Material ▸

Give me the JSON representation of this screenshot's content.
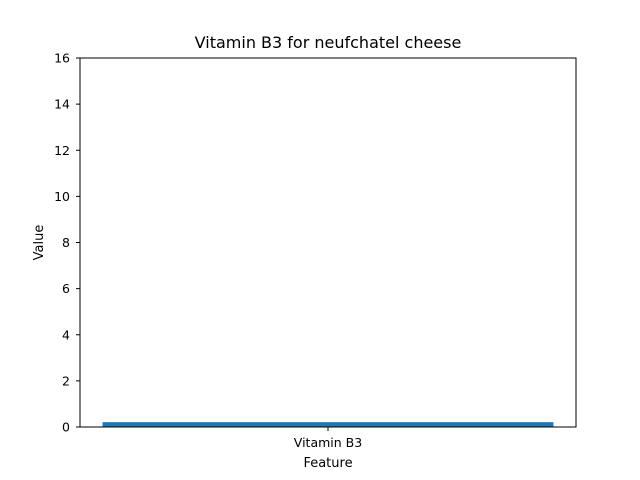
{
  "chart_data": {
    "type": "bar",
    "title": "Vitamin B3 for neufchatel cheese",
    "xlabel": "Feature",
    "ylabel": "Value",
    "categories": [
      "Vitamin B3"
    ],
    "values": [
      0.21
    ],
    "ylim": [
      0,
      16
    ],
    "yticks": [
      "0",
      "2",
      "4",
      "6",
      "8",
      "10",
      "12",
      "14",
      "16"
    ],
    "grid": false,
    "bar_color": "#1f77b4"
  }
}
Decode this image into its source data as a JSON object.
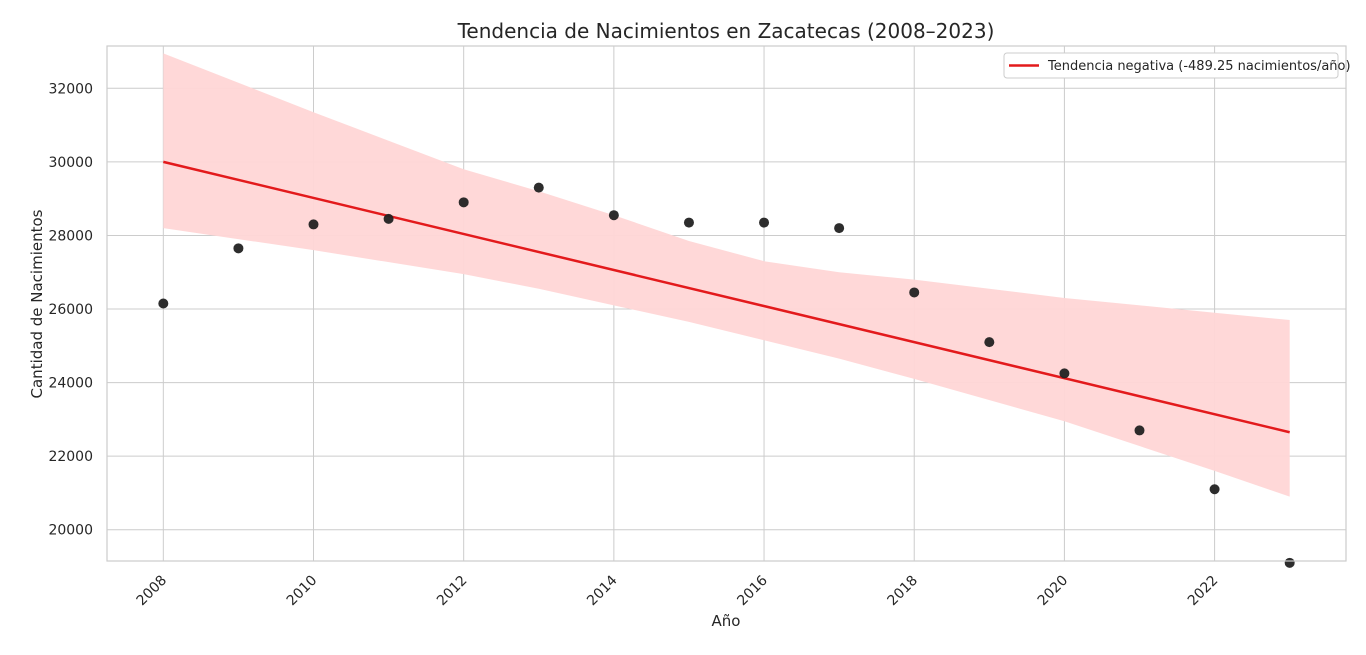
{
  "chart_data": {
    "type": "scatter",
    "title": "Tendencia de Nacimientos en Zacatecas (2008–2023)",
    "xlabel": "Año",
    "ylabel": "Cantidad de Nacimientos",
    "xlim": [
      2007.25,
      2023.75
    ],
    "ylim": [
      19150,
      33150
    ],
    "x_ticks": [
      2008,
      2010,
      2012,
      2014,
      2016,
      2018,
      2020,
      2022
    ],
    "y_ticks": [
      20000,
      22000,
      24000,
      26000,
      28000,
      30000,
      32000
    ],
    "x_tick_rotation": 45,
    "grid": true,
    "legend_position": "top-right",
    "series": [
      {
        "kind": "points",
        "color": "#222222",
        "x": [
          2008,
          2009,
          2010,
          2011,
          2012,
          2013,
          2014,
          2015,
          2016,
          2017,
          2018,
          2019,
          2020,
          2021,
          2022,
          2023
        ],
        "y": [
          26150,
          27650,
          28300,
          28450,
          28900,
          29300,
          28550,
          28350,
          28350,
          28200,
          26450,
          25100,
          24250,
          22700,
          21100,
          19100
        ]
      },
      {
        "kind": "line",
        "name": "Tendencia negativa (-489.25 nacimientos/año)",
        "color": "#e31a1c",
        "x": [
          2008,
          2023
        ],
        "y": [
          30000,
          22650
        ]
      },
      {
        "kind": "confidence_band",
        "color": "#ffd6d6",
        "x": [
          2008,
          2010,
          2012,
          2013,
          2014,
          2015,
          2016,
          2017,
          2018,
          2020,
          2022,
          2023
        ],
        "upper": [
          32950,
          31350,
          29800,
          29200,
          28550,
          27850,
          27300,
          27000,
          26800,
          26300,
          25900,
          25700
        ],
        "lower": [
          28200,
          27600,
          26950,
          26550,
          26100,
          25650,
          25150,
          24650,
          24100,
          22950,
          21600,
          20900
        ]
      }
    ]
  }
}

Task requirements ▸
Each line above that includes "JSON" should be shown.

Response ▸
Give me the JSON representation of this screenshot's content.
Decode this image into its source data as a JSON object.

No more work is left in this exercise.